## Requirements:
Pick out the lines below that include the string "title".

## Records to use:
------------------------

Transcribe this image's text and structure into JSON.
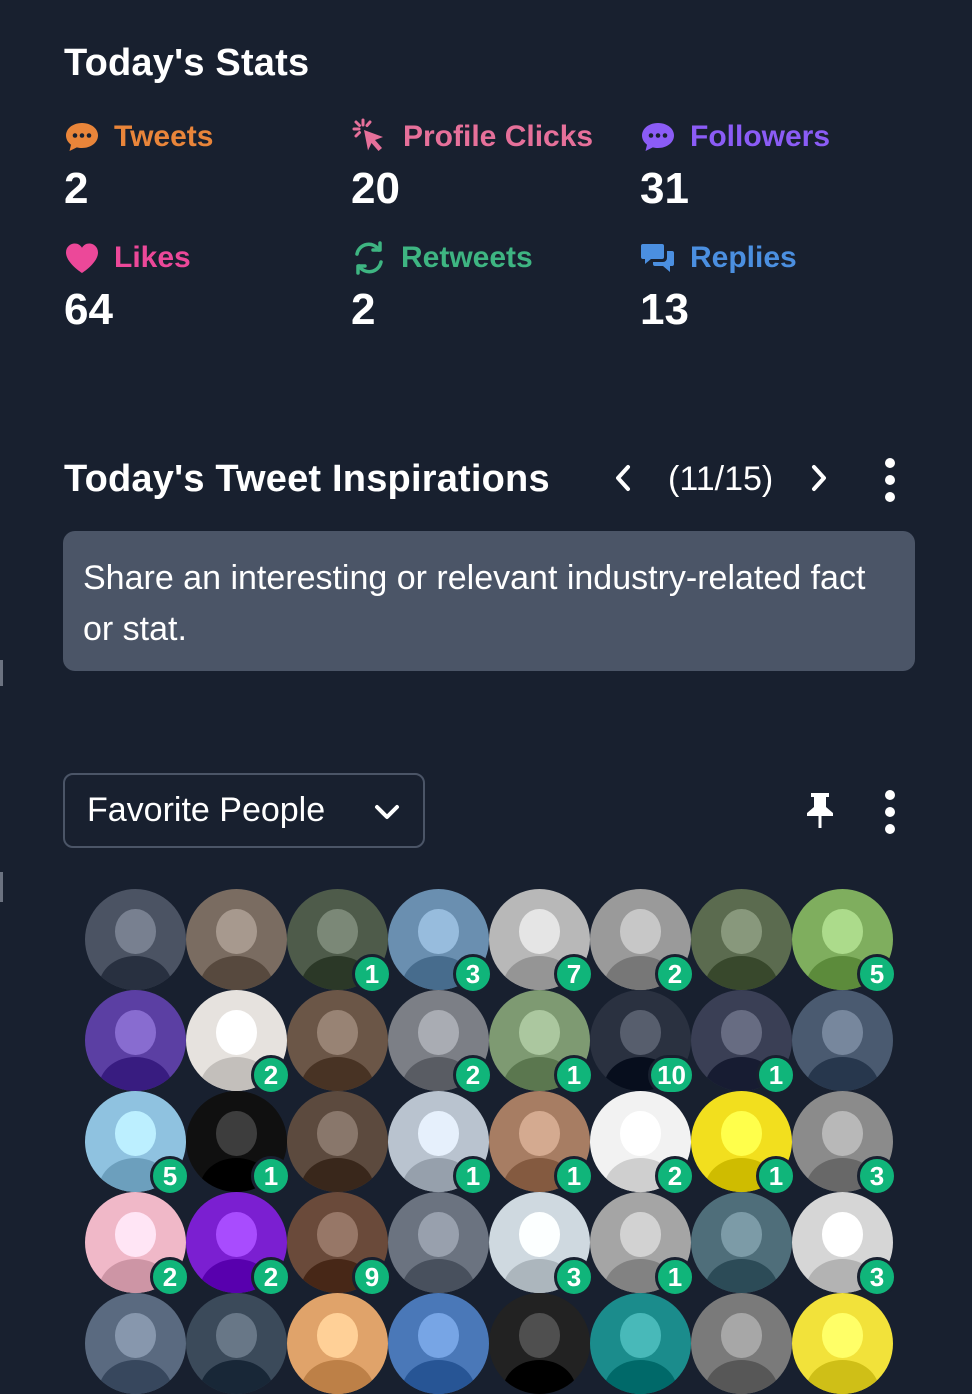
{
  "stats": {
    "title": "Today's Stats",
    "items": [
      {
        "label": "Tweets",
        "value": "2",
        "color": "#e9853a",
        "icon": "chat-bubble-icon"
      },
      {
        "label": "Profile Clicks",
        "value": "20",
        "color": "#e6709a",
        "icon": "cursor-click-icon"
      },
      {
        "label": "Followers",
        "value": "31",
        "color": "#8b5cf6",
        "icon": "chat-bubble-icon"
      },
      {
        "label": "Likes",
        "value": "64",
        "color": "#ec4899",
        "icon": "heart-icon"
      },
      {
        "label": "Retweets",
        "value": "2",
        "color": "#3eb582",
        "icon": "refresh-icon"
      },
      {
        "label": "Replies",
        "value": "13",
        "color": "#4b8fe0",
        "icon": "chat-bubbles-icon"
      }
    ]
  },
  "inspirations": {
    "title": "Today's Tweet Inspirations",
    "counter": "(11/15)",
    "text": "Share an interesting or relevant industry-related fact or stat."
  },
  "favorites": {
    "selected": "Favorite People",
    "avatars": [
      {
        "badge": "",
        "color": "#4b5363"
      },
      {
        "badge": "",
        "color": "#7a6c61"
      },
      {
        "badge": "1",
        "color": "#4e5b4a"
      },
      {
        "badge": "3",
        "color": "#6a8fb0"
      },
      {
        "badge": "7",
        "color": "#b8b8b8"
      },
      {
        "badge": "2",
        "color": "#9a9a9a"
      },
      {
        "badge": "",
        "color": "#5b6b4f"
      },
      {
        "badge": "5",
        "color": "#7fae5e"
      },
      {
        "badge": "",
        "color": "#5b3fa3"
      },
      {
        "badge": "2",
        "color": "#e6e2de"
      },
      {
        "badge": "",
        "color": "#6b5647"
      },
      {
        "badge": "2",
        "color": "#7c7f86"
      },
      {
        "badge": "1",
        "color": "#7e9a72"
      },
      {
        "badge": "10",
        "color": "#2a3140"
      },
      {
        "badge": "1",
        "color": "#3a3f55"
      },
      {
        "badge": "",
        "color": "#4a5a70"
      },
      {
        "badge": "5",
        "color": "#8fc2e0"
      },
      {
        "badge": "1",
        "color": "#101010"
      },
      {
        "badge": "",
        "color": "#5c4a3e"
      },
      {
        "badge": "1",
        "color": "#b9c3cf"
      },
      {
        "badge": "1",
        "color": "#a77d63"
      },
      {
        "badge": "2",
        "color": "#f2f2f2"
      },
      {
        "badge": "1",
        "color": "#f2df1e"
      },
      {
        "badge": "3",
        "color": "#8b8b8b"
      },
      {
        "badge": "2",
        "color": "#f0b8c8"
      },
      {
        "badge": "2",
        "color": "#7b1fd1"
      },
      {
        "badge": "9",
        "color": "#6a4a3a"
      },
      {
        "badge": "",
        "color": "#6b7380"
      },
      {
        "badge": "3",
        "color": "#cfd9e0"
      },
      {
        "badge": "1",
        "color": "#a5a5a5"
      },
      {
        "badge": "",
        "color": "#4f6e7a"
      },
      {
        "badge": "3",
        "color": "#d6d6d6"
      },
      {
        "badge": "",
        "color": "#5a6a80"
      },
      {
        "badge": "",
        "color": "#3b4a5a"
      },
      {
        "badge": "",
        "color": "#e0a36a"
      },
      {
        "badge": "",
        "color": "#4a78b8"
      },
      {
        "badge": "",
        "color": "#222222"
      },
      {
        "badge": "",
        "color": "#1b8c8c"
      },
      {
        "badge": "",
        "color": "#7a7a7a"
      },
      {
        "badge": "",
        "color": "#f2e23a"
      }
    ]
  }
}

------------------------

## Reply to the task:
    "title": "Today's Stats",
    "title": "Today's Tweet Inspirations",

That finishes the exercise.